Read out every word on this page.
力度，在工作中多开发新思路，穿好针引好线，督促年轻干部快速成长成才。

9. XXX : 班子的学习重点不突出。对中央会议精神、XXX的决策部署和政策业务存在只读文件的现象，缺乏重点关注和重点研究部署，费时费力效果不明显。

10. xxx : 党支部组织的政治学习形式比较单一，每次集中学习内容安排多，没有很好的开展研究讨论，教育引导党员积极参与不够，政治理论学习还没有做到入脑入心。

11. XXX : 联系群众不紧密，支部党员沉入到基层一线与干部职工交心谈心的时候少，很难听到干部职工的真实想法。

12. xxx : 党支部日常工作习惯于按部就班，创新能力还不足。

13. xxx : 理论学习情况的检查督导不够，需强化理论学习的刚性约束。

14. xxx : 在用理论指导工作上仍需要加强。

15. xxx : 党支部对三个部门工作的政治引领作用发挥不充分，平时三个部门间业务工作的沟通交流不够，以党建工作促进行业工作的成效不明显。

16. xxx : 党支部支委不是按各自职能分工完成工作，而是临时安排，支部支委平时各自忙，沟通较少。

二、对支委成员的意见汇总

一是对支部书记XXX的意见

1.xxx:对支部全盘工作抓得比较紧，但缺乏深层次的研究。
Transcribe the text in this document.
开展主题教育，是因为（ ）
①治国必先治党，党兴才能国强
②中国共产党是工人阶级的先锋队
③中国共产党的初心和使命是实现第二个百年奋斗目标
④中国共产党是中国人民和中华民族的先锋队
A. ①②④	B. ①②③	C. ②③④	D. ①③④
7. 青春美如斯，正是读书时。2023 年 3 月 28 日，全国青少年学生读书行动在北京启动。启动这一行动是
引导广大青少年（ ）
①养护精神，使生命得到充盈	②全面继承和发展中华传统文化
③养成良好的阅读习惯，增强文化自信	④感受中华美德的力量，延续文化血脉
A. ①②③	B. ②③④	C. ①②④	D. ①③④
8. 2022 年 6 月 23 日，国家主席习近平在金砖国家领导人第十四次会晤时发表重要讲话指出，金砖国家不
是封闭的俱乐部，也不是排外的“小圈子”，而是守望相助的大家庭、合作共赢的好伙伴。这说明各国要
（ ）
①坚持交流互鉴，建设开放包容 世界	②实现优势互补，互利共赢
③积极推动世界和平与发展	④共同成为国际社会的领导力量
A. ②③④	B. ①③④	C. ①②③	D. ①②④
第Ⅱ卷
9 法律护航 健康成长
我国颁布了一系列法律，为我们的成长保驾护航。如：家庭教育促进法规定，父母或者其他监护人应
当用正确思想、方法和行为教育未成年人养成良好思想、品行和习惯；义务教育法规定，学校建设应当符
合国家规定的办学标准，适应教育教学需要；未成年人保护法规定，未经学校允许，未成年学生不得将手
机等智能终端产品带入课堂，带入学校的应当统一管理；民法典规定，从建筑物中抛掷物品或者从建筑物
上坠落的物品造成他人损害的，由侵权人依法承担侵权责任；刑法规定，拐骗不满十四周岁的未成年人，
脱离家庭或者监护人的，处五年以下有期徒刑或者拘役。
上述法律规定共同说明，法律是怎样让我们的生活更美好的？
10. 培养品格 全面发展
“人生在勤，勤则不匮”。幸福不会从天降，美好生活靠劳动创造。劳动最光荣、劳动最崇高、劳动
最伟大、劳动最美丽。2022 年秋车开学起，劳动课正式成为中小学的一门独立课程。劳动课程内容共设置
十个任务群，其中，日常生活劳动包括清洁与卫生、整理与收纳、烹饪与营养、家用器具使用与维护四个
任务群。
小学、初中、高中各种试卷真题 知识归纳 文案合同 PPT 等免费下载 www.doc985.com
────────────────────
(Request) Using the listing above, gather each line that holds the string "this" and copy it.

(Output)
Read out every word on this page.
Transcribe the text in this document.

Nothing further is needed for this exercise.